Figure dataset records

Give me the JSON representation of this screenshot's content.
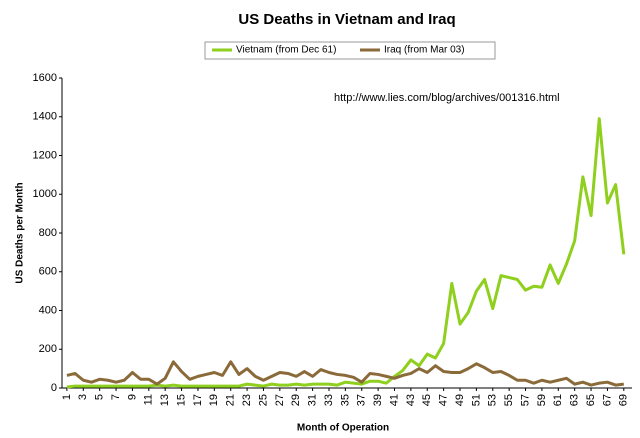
{
  "chart_data": {
    "type": "line",
    "title": "US Deaths in Vietnam and Iraq",
    "xlabel": "Month of Operation",
    "ylabel": "US Deaths per Month",
    "annotation": "http://www.lies.com/blog/archives/001316.html",
    "x": [
      1,
      2,
      3,
      4,
      5,
      6,
      7,
      8,
      9,
      10,
      11,
      12,
      13,
      14,
      15,
      16,
      17,
      18,
      19,
      20,
      21,
      22,
      23,
      24,
      25,
      26,
      27,
      28,
      29,
      30,
      31,
      32,
      33,
      34,
      35,
      36,
      37,
      38,
      39,
      40,
      41,
      42,
      43,
      44,
      45,
      46,
      47,
      48,
      49,
      50,
      51,
      52,
      53,
      54,
      55,
      56,
      57,
      58,
      59,
      60,
      61,
      62,
      63,
      64,
      65,
      66,
      67,
      68,
      69
    ],
    "xlim": [
      0.4,
      70
    ],
    "xticks": [
      1,
      3,
      5,
      7,
      9,
      11,
      13,
      15,
      17,
      19,
      21,
      23,
      25,
      27,
      29,
      31,
      33,
      35,
      37,
      39,
      41,
      43,
      45,
      47,
      49,
      51,
      53,
      55,
      57,
      59,
      61,
      63,
      65,
      67,
      69
    ],
    "ylim": [
      0,
      1600
    ],
    "yticks": [
      0,
      200,
      400,
      600,
      800,
      1000,
      1200,
      1400,
      1600
    ],
    "grid": false,
    "legend": "top",
    "series": [
      {
        "name": "Vietnam (from Dec 61)",
        "color": "#8fcf1d",
        "values": [
          5,
          10,
          10,
          10,
          10,
          10,
          10,
          10,
          10,
          10,
          10,
          15,
          10,
          15,
          10,
          10,
          10,
          10,
          10,
          10,
          10,
          10,
          20,
          15,
          10,
          20,
          15,
          15,
          20,
          15,
          20,
          20,
          20,
          15,
          30,
          25,
          20,
          35,
          35,
          25,
          60,
          90,
          145,
          115,
          175,
          155,
          230,
          540,
          330,
          390,
          500,
          560,
          410,
          580,
          570,
          560,
          505,
          525,
          520,
          635,
          540,
          640,
          760,
          1090,
          890,
          1390,
          955,
          1050,
          690
        ]
      },
      {
        "name": "Iraq (from Mar 03)",
        "color": "#8b6a3a",
        "values": [
          65,
          75,
          40,
          30,
          45,
          40,
          30,
          40,
          80,
          45,
          45,
          20,
          50,
          135,
          85,
          45,
          60,
          70,
          80,
          65,
          135,
          70,
          100,
          60,
          40,
          60,
          80,
          75,
          60,
          85,
          60,
          95,
          80,
          70,
          65,
          55,
          30,
          75,
          70,
          60,
          50,
          65,
          75,
          100,
          80,
          115,
          85,
          80,
          80,
          100,
          125,
          105,
          80,
          85,
          65,
          40,
          40,
          25,
          40,
          30,
          40,
          50,
          20,
          30,
          15,
          25,
          30,
          15,
          20
        ]
      }
    ]
  }
}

Do this:
Tell how many lines of the data above hold the string "Iraq". Give only the number.

Output of the exercise:
2